Where a line holds the word "text", copy that line.

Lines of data
····················

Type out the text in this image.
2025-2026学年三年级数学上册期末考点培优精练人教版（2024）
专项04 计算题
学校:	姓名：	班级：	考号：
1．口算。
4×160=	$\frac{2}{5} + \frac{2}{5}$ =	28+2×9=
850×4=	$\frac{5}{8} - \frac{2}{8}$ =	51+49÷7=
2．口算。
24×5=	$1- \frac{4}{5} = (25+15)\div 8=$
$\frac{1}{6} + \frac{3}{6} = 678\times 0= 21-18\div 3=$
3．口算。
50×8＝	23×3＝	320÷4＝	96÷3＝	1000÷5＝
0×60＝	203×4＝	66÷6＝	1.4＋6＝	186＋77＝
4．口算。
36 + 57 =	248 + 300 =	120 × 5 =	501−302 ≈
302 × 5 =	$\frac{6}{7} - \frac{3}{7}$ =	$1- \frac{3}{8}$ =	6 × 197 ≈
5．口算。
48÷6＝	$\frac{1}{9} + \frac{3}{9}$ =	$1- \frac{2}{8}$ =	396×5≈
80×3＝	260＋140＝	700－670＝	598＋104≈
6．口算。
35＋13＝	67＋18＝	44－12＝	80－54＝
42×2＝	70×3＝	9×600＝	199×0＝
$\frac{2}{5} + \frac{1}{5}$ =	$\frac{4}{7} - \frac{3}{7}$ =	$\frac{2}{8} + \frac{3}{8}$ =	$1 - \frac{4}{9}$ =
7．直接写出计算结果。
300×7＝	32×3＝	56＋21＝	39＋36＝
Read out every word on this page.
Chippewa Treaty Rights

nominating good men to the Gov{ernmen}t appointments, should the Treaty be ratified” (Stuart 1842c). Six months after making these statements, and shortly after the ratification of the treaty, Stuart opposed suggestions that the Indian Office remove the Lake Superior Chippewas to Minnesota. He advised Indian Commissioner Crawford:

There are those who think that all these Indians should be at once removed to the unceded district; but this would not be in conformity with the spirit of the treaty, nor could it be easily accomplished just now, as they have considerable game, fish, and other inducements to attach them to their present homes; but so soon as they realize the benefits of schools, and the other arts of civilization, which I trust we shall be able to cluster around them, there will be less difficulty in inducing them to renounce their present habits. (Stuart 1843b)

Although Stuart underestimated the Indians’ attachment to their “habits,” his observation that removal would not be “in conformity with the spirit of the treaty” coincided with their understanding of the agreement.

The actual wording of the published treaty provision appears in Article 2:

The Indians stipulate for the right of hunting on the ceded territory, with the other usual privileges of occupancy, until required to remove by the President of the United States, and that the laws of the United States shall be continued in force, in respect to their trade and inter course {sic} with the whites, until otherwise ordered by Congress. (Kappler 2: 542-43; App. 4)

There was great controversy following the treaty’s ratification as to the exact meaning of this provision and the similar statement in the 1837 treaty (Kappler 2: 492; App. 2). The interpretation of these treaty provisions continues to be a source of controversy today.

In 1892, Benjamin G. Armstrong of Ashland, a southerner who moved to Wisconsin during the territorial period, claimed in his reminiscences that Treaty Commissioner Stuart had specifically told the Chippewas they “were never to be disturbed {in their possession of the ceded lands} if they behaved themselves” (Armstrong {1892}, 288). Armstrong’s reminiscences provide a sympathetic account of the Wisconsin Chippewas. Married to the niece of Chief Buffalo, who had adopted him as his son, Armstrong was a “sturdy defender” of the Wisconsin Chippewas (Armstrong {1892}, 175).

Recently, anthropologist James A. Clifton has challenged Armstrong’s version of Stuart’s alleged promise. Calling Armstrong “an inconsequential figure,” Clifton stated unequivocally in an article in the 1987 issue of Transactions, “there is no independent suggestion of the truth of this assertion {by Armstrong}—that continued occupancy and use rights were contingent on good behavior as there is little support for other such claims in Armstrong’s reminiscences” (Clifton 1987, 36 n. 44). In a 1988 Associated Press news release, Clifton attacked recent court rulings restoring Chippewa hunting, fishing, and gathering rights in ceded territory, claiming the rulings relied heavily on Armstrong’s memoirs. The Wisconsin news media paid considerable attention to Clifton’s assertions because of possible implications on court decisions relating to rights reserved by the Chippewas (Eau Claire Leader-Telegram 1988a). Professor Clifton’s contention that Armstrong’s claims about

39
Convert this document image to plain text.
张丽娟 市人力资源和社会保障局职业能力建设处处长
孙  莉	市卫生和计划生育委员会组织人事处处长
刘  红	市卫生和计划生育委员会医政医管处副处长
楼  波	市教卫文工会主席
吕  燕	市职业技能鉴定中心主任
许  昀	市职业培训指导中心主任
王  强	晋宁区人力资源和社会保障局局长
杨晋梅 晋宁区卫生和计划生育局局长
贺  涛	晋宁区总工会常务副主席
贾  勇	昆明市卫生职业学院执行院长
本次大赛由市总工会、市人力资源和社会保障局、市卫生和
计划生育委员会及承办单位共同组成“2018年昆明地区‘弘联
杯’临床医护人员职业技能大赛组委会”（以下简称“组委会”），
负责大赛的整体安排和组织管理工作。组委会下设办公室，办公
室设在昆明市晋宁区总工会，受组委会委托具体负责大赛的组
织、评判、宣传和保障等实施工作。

····················

FINAL RESULT —
Type out the text in this image.
Convert this document image to plain text.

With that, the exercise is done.